[Records from a data collection]

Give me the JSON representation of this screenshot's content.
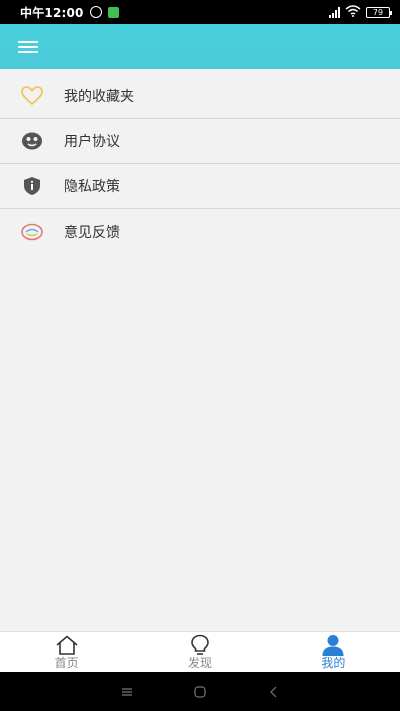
{
  "status_bar": {
    "time": "中午12:00",
    "battery": "79"
  },
  "menu": {
    "items": [
      {
        "label": "我的收藏夹",
        "icon": "heart-icon"
      },
      {
        "label": "用户协议",
        "icon": "agreement-icon"
      },
      {
        "label": "隐私政策",
        "icon": "shield-info-icon"
      },
      {
        "label": "意见反馈",
        "icon": "feedback-icon"
      }
    ]
  },
  "bottom_nav": {
    "items": [
      {
        "label": "首页",
        "icon": "home-icon"
      },
      {
        "label": "发现",
        "icon": "lightbulb-icon"
      },
      {
        "label": "我的",
        "icon": "user-icon"
      }
    ]
  },
  "colors": {
    "header": "#4ccad8",
    "active": "#2a7fd4"
  }
}
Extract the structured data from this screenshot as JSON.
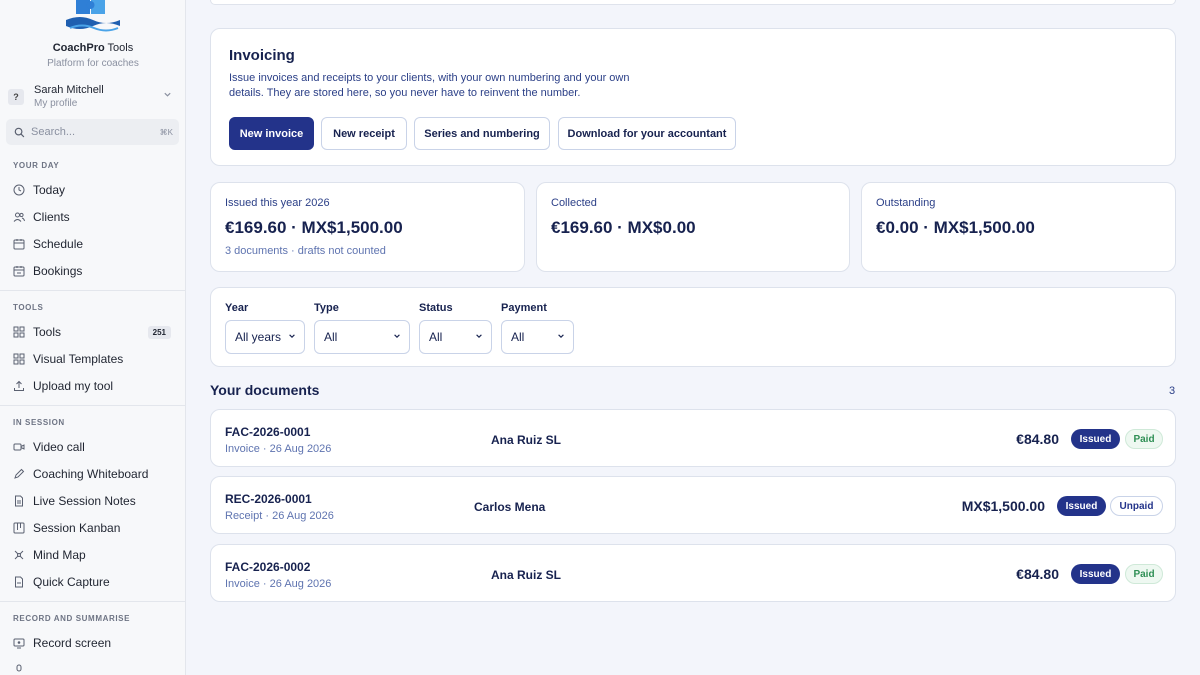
{
  "sidebar": {
    "brand_bold": "CoachPro",
    "brand_rest": " Tools",
    "brand_sub": "Platform for coaches",
    "profile": {
      "initial": "?",
      "name": "Sarah Mitchell",
      "sub": "My profile"
    },
    "search": {
      "placeholder": "Search...",
      "shortcut": "⌘K"
    },
    "sections": {
      "your_day": "YOUR DAY",
      "tools": "TOOLS",
      "in_session": "IN SESSION",
      "record": "RECORD AND SUMMARISE"
    },
    "items": {
      "today": "Today",
      "clients": "Clients",
      "schedule": "Schedule",
      "bookings": "Bookings",
      "tools": "Tools",
      "tools_count": "251",
      "visual_templates": "Visual Templates",
      "upload": "Upload my tool",
      "video_call": "Video call",
      "whiteboard": "Coaching Whiteboard",
      "notes": "Live Session Notes",
      "kanban": "Session Kanban",
      "mindmap": "Mind Map",
      "capture": "Quick Capture",
      "record_screen": "Record screen"
    }
  },
  "invoicing": {
    "title": "Invoicing",
    "description": "Issue invoices and receipts to your clients, with your own numbering and your own details. They are stored here, so you never have to reinvent the number.",
    "buttons": {
      "new_invoice": "New invoice",
      "new_receipt": "New receipt",
      "series": "Series and numbering",
      "download": "Download for your accountant"
    }
  },
  "stats": [
    {
      "label": "Issued this year 2026",
      "value": "€169.60 · MX$1,500.00",
      "note": "3 documents · drafts not counted"
    },
    {
      "label": "Collected",
      "value": "€169.60 · MX$0.00",
      "note": ""
    },
    {
      "label": "Outstanding",
      "value": "€0.00 · MX$1,500.00",
      "note": ""
    }
  ],
  "filters": {
    "year": {
      "label": "Year",
      "value": "All years"
    },
    "type": {
      "label": "Type",
      "value": "All"
    },
    "status": {
      "label": "Status",
      "value": "All"
    },
    "payment": {
      "label": "Payment",
      "value": "All"
    }
  },
  "documents": {
    "title": "Your documents",
    "count": "3",
    "rows": [
      {
        "id": "FAC-2026-0001",
        "meta": "Invoice · 26 Aug 2026",
        "client": "Ana Ruiz SL",
        "amount": "€84.80",
        "status": "Issued",
        "payment": "Paid"
      },
      {
        "id": "REC-2026-0001",
        "meta": "Receipt · 26 Aug 2026",
        "client": "Carlos Mena",
        "amount": "MX$1,500.00",
        "status": "Issued",
        "payment": "Unpaid"
      },
      {
        "id": "FAC-2026-0002",
        "meta": "Invoice · 26 Aug 2026",
        "client": "Ana Ruiz SL",
        "amount": "€84.80",
        "status": "Issued",
        "payment": "Paid"
      }
    ]
  }
}
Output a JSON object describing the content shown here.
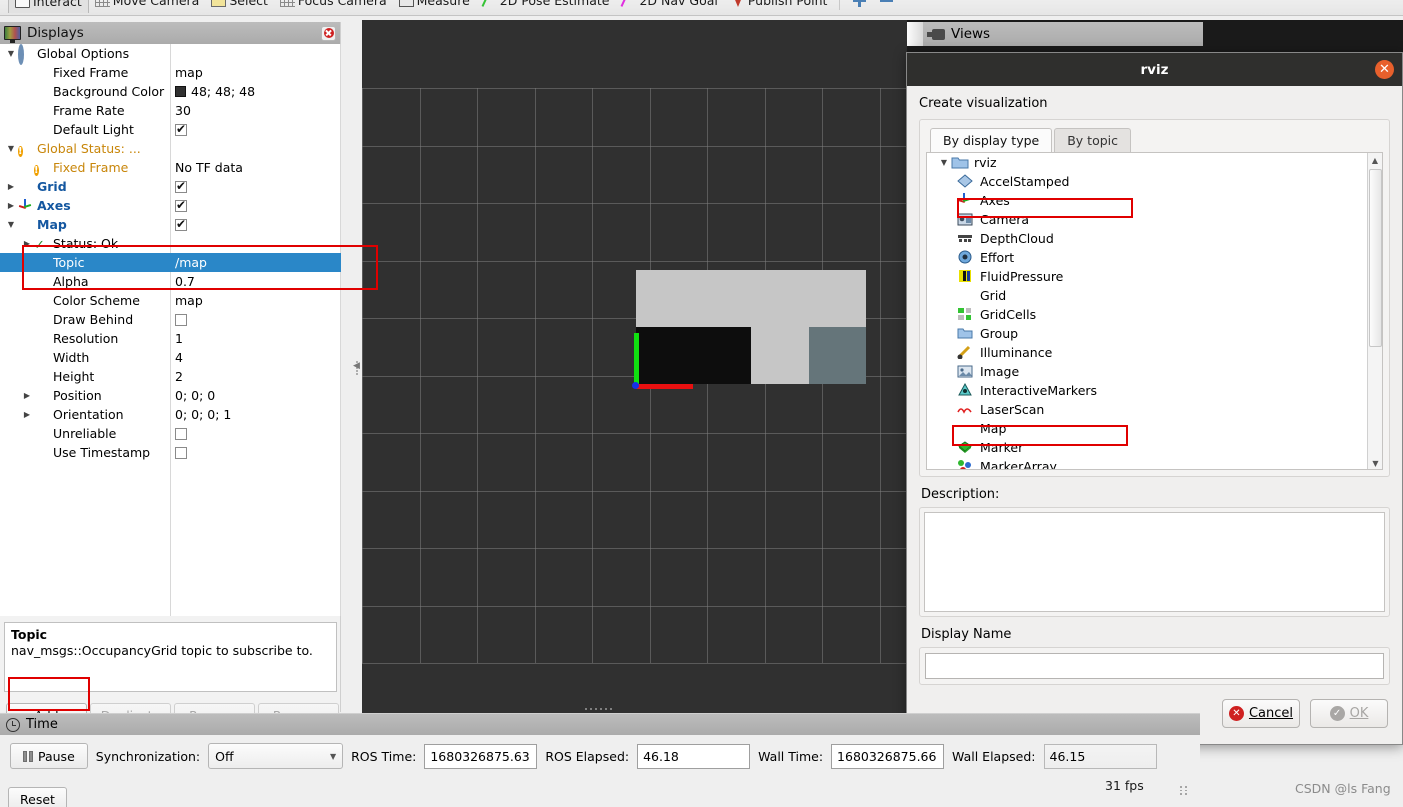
{
  "toolbar": {
    "items": [
      {
        "label": "Interact",
        "icon": "interact-icon",
        "active": true
      },
      {
        "label": "Move Camera",
        "icon": "move-camera-icon",
        "active": false
      },
      {
        "label": "Select",
        "icon": "select-icon",
        "active": false
      },
      {
        "label": "Focus Camera",
        "icon": "focus-camera-icon",
        "active": false
      },
      {
        "label": "Measure",
        "icon": "measure-icon",
        "active": false
      },
      {
        "label": "2D Pose Estimate",
        "icon": "pose-estimate-icon",
        "active": false
      },
      {
        "label": "2D Nav Goal",
        "icon": "nav-goal-icon",
        "active": false
      },
      {
        "label": "Publish Point",
        "icon": "publish-point-icon",
        "active": false
      }
    ]
  },
  "displays": {
    "title": "Displays",
    "rows": [
      {
        "indent": 0,
        "arrow": "down",
        "icon": "gear-icon",
        "label": "Global Options",
        "value": "",
        "style": "plain"
      },
      {
        "indent": 1,
        "arrow": "",
        "icon": "",
        "label": "Fixed Frame",
        "value": "map",
        "style": "plain"
      },
      {
        "indent": 1,
        "arrow": "",
        "icon": "",
        "label": "Background Color",
        "value": "48; 48; 48",
        "style": "swatch"
      },
      {
        "indent": 1,
        "arrow": "",
        "icon": "",
        "label": "Frame Rate",
        "value": "30",
        "style": "plain"
      },
      {
        "indent": 1,
        "arrow": "",
        "icon": "",
        "label": "Default Light",
        "value": "",
        "style": "checked"
      },
      {
        "indent": 0,
        "arrow": "down",
        "icon": "warning-icon",
        "label": "Global Status: ...",
        "value": "",
        "style": "warn"
      },
      {
        "indent": 1,
        "arrow": "",
        "icon": "warning-icon",
        "label": "Fixed Frame",
        "value": "No TF data",
        "style": "warn"
      },
      {
        "indent": 0,
        "arrow": "right",
        "icon": "grid-icon",
        "label": "Grid",
        "value": "",
        "style": "checked-blue"
      },
      {
        "indent": 0,
        "arrow": "right",
        "icon": "axes-icon",
        "label": "Axes",
        "value": "",
        "style": "checked-blue"
      },
      {
        "indent": 0,
        "arrow": "down",
        "icon": "map-icon",
        "label": "Map",
        "value": "",
        "style": "checked-blue"
      },
      {
        "indent": 1,
        "arrow": "right",
        "icon": "check-icon",
        "label": "Status: Ok",
        "value": "",
        "style": "plain"
      },
      {
        "indent": 1,
        "arrow": "",
        "icon": "",
        "label": "Topic",
        "value": "/map",
        "style": "selected"
      },
      {
        "indent": 1,
        "arrow": "",
        "icon": "",
        "label": "Alpha",
        "value": "0.7",
        "style": "plain"
      },
      {
        "indent": 1,
        "arrow": "",
        "icon": "",
        "label": "Color Scheme",
        "value": "map",
        "style": "plain"
      },
      {
        "indent": 1,
        "arrow": "",
        "icon": "",
        "label": "Draw Behind",
        "value": "",
        "style": "unchecked"
      },
      {
        "indent": 1,
        "arrow": "",
        "icon": "",
        "label": "Resolution",
        "value": "1",
        "style": "plain"
      },
      {
        "indent": 1,
        "arrow": "",
        "icon": "",
        "label": "Width",
        "value": "4",
        "style": "plain"
      },
      {
        "indent": 1,
        "arrow": "",
        "icon": "",
        "label": "Height",
        "value": "2",
        "style": "plain"
      },
      {
        "indent": 1,
        "arrow": "right",
        "icon": "",
        "label": "Position",
        "value": "0; 0; 0",
        "style": "plain"
      },
      {
        "indent": 1,
        "arrow": "right",
        "icon": "",
        "label": "Orientation",
        "value": "0; 0; 0; 1",
        "style": "plain"
      },
      {
        "indent": 1,
        "arrow": "",
        "icon": "",
        "label": "Unreliable",
        "value": "",
        "style": "unchecked"
      },
      {
        "indent": 1,
        "arrow": "",
        "icon": "",
        "label": "Use Timestamp",
        "value": "",
        "style": "unchecked"
      }
    ],
    "description": {
      "title": "Topic",
      "text": "nav_msgs::OccupancyGrid topic to subscribe to."
    },
    "buttons": [
      {
        "label": "Add",
        "enabled": true
      },
      {
        "label": "Duplicate",
        "enabled": false
      },
      {
        "label": "Remove",
        "enabled": false
      },
      {
        "label": "Rename",
        "enabled": false
      }
    ]
  },
  "views_panel": {
    "title": "Views"
  },
  "dialog": {
    "title": "rviz",
    "heading": "Create visualization",
    "tabs": [
      {
        "label": "By display type",
        "active": true
      },
      {
        "label": "By topic",
        "active": false
      }
    ],
    "tree_root": {
      "label": "rviz",
      "icon": "folder-icon"
    },
    "display_types": [
      {
        "label": "AccelStamped",
        "icon": "accel-stamped-icon",
        "highlight": false
      },
      {
        "label": "Axes",
        "icon": "axes-icon",
        "highlight": true
      },
      {
        "label": "Camera",
        "icon": "camera-icon",
        "highlight": false
      },
      {
        "label": "DepthCloud",
        "icon": "depth-cloud-icon",
        "highlight": false
      },
      {
        "label": "Effort",
        "icon": "effort-icon",
        "highlight": false
      },
      {
        "label": "FluidPressure",
        "icon": "fluid-pressure-icon",
        "highlight": false
      },
      {
        "label": "Grid",
        "icon": "grid-icon",
        "highlight": false
      },
      {
        "label": "GridCells",
        "icon": "grid-cells-icon",
        "highlight": false
      },
      {
        "label": "Group",
        "icon": "folder-icon",
        "highlight": false
      },
      {
        "label": "Illuminance",
        "icon": "illuminance-icon",
        "highlight": false
      },
      {
        "label": "Image",
        "icon": "image-icon",
        "highlight": false
      },
      {
        "label": "InteractiveMarkers",
        "icon": "interactive-markers-icon",
        "highlight": false
      },
      {
        "label": "LaserScan",
        "icon": "laser-scan-icon",
        "highlight": false
      },
      {
        "label": "Map",
        "icon": "map-icon",
        "highlight": true
      },
      {
        "label": "Marker",
        "icon": "marker-icon",
        "highlight": false
      },
      {
        "label": "MarkerArray",
        "icon": "marker-array-icon",
        "highlight": false
      }
    ],
    "description_label": "Description:",
    "description_value": "",
    "display_name_label": "Display Name",
    "display_name_value": "",
    "cancel_label": "Cancel",
    "ok_label": "OK"
  },
  "time_panel": {
    "title": "Time",
    "pause_label": "Pause",
    "sync_label": "Synchronization:",
    "sync_value": "Off",
    "ros_time_label": "ROS Time:",
    "ros_time_value": "1680326875.63",
    "ros_elapsed_label": "ROS Elapsed:",
    "ros_elapsed_value": "46.18",
    "wall_time_label": "Wall Time:",
    "wall_time_value": "1680326875.66",
    "wall_elapsed_label": "Wall Elapsed:",
    "wall_elapsed_value": "46.15",
    "reset_label": "Reset",
    "fps": "31 fps"
  },
  "watermark": "CSDN @ls Fang",
  "viewport": {
    "background_color": "#303030",
    "grid_color": "#7e7e7e",
    "occupancy_map": {
      "width": 4,
      "height": 2,
      "cell_colors": [
        [
          "#c6c6c6",
          "#c6c6c6",
          "#c6c6c6",
          "#c6c6c6"
        ],
        [
          "#0d0d0d",
          "#0d0d0d",
          "#c6c6c6",
          "#65757a"
        ]
      ]
    },
    "axes_marker": {
      "x_color": "#e81010",
      "y_color": "#10e010",
      "z_color": "#1530e8"
    }
  }
}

Request ▸ Select, from the listing, all lines that include the word "this".

Full answer ▸
Give me the JSON representation of this screenshot's content.
Extract the structured data from this screenshot as JSON.
      "label": "Issued this year 2026",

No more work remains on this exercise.